PROBLEM DETAILS:
Rewrite the material below, replacing each "Patent image size" with "Drawing size" and changing nothing else.

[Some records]

— Begin —

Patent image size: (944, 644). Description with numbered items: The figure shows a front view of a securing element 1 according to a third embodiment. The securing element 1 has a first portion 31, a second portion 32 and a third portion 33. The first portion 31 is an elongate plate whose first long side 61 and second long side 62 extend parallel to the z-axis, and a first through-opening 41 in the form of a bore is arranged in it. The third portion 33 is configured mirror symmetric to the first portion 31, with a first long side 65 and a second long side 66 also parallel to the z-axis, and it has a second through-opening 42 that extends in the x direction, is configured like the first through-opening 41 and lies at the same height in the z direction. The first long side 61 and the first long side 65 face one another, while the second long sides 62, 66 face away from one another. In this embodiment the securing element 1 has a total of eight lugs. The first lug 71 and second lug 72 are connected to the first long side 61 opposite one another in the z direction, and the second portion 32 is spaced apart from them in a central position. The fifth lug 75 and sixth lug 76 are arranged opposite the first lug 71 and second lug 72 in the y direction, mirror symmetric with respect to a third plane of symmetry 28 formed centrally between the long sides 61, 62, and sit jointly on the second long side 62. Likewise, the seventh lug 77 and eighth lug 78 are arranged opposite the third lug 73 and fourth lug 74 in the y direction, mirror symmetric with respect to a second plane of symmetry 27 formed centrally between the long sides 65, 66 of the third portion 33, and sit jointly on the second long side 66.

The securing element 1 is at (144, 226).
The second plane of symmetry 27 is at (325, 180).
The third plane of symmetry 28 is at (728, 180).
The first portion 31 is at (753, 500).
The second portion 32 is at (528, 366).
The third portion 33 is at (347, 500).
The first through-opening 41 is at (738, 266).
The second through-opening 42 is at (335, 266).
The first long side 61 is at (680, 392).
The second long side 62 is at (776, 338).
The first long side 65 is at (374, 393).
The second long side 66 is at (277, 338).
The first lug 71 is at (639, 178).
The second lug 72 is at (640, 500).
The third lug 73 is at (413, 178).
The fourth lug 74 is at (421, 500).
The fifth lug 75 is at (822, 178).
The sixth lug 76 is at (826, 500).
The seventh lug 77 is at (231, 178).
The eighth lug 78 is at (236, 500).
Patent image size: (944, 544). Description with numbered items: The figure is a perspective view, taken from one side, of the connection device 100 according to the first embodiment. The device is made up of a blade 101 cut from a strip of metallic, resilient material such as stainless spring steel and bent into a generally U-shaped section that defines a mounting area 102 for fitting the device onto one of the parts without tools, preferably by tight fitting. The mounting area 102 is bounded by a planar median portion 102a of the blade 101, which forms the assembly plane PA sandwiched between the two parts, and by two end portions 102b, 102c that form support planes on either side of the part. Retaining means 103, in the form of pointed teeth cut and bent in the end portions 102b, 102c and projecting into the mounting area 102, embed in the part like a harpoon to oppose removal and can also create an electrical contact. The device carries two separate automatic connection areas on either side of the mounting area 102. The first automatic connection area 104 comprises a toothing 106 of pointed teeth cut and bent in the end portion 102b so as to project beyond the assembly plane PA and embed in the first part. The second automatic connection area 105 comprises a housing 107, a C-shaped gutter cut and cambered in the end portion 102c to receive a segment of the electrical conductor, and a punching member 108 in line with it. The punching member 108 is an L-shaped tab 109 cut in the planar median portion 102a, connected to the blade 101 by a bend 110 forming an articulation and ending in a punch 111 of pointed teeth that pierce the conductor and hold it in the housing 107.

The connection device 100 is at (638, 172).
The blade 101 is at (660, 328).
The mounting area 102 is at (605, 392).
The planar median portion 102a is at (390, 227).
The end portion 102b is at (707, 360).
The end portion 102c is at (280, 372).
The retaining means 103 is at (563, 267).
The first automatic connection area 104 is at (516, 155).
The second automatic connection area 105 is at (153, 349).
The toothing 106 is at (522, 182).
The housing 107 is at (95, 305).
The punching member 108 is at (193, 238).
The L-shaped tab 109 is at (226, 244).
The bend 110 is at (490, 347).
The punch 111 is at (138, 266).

— End —

TASK RESULT:
Drawing size: (944, 644). Description with numbered items: The figure shows a front view of a securing element 1 according to a third embodiment. The securing element 1 has a first portion 31, a second portion 32 and a third portion 33. The first portion 31 is an elongate plate whose first long side 61 and second long side 62 extend parallel to the z-axis, and a first through-opening 41 in the form of a bore is arranged in it. The third portion 33 is configured mirror symmetric to the first portion 31, with a first long side 65 and a second long side 66 also parallel to the z-axis, and it has a second through-opening 42 that extends in the x direction, is configured like the first through-opening 41 and lies at the same height in the z direction. The first long side 61 and the first long side 65 face one another, while the second long sides 62, 66 face away from one another. In this embodiment the securing element 1 has a total of eight lugs. The first lug 71 and second lug 72 are connected to the first long side 61 opposite one another in the z direction, and the second portion 32 is spaced apart from them in a central position. The fifth lug 75 and sixth lug 76 are arranged opposite the first lug 71 and second lug 72 in the y direction, mirror symmetric with respect to a third plane of symmetry 28 formed centrally between the long sides 61, 62, and sit jointly on the second long side 62. Likewise, the seventh lug 77 and eighth lug 78 are arranged opposite the third lug 73 and fourth lug 74 in the y direction, mirror symmetric with respect to a second plane of symmetry 27 formed centrally between the long sides 65, 66 of the third portion 33, and sit jointly on the second long side 66.

The securing element 1 is at (144, 226).
The second plane of symmetry 27 is at (325, 180).
The third plane of symmetry 28 is at (728, 180).
The first portion 31 is at (753, 500).
The second portion 32 is at (528, 366).
The third portion 33 is at (347, 500).
The first through-opening 41 is at (738, 266).
The second through-opening 42 is at (335, 266).
The first long side 61 is at (680, 392).
The second long side 62 is at (776, 338).
The first long side 65 is at (374, 393).
The second long side 66 is at (277, 338).
The first lug 71 is at (639, 178).
The second lug 72 is at (640, 500).
The third lug 73 is at (413, 178).
The fourth lug 74 is at (421, 500).
The fifth lug 75 is at (822, 178).
The sixth lug 76 is at (826, 500).
The seventh lug 77 is at (231, 178).
The eighth lug 78 is at (236, 500).
Drawing size: (944, 544). Description with numbered items: The figure is a perspective view, taken from one side, of the connection device 100 according to the first embodiment. The device is made up of a blade 101 cut from a strip of metallic, resilient material such as stainless spring steel and bent into a generally U-shaped section that defines a mounting area 102 for fitting the device onto one of the parts without tools, preferably by tight fitting. The mounting area 102 is bounded by a planar median portion 102a of the blade 101, which forms the assembly plane PA sandwiched between the two parts, and by two end portions 102b, 102c that form support planes on either side of the part. Retaining means 103, in the form of pointed teeth cut and bent in the end portions 102b, 102c and projecting into the mounting area 102, embed in the part like a harpoon to oppose removal and can also create an electrical contact. The device carries two separate automatic connection areas on either side of the mounting area 102. The first automatic connection area 104 comprises a toothing 106 of pointed teeth cut and bent in the end portion 102b so as to project beyond the assembly plane PA and embed in the first part. The second automatic connection area 105 comprises a housing 107, a C-shaped gutter cut and cambered in the end portion 102c to receive a segment of the electrical conductor, and a punching member 108 in line with it. The punching member 108 is an L-shaped tab 109 cut in the planar median portion 102a, connected to the blade 101 by a bend 110 forming an articulation and ending in a punch 111 of pointed teeth that pierce the conductor and hold it in the housing 107.

The connection device 100 is at (638, 172).
The blade 101 is at (660, 328).
The mounting area 102 is at (605, 392).
The planar median portion 102a is at (390, 227).
The end portion 102b is at (707, 360).
The end portion 102c is at (280, 372).
The retaining means 103 is at (563, 267).
The first automatic connection area 104 is at (516, 155).
The second automatic connection area 105 is at (153, 349).
The toothing 106 is at (522, 182).
The housing 107 is at (95, 305).
The punching member 108 is at (193, 238).
The L-shaped tab 109 is at (226, 244).
The bend 110 is at (490, 347).
The punch 111 is at (138, 266).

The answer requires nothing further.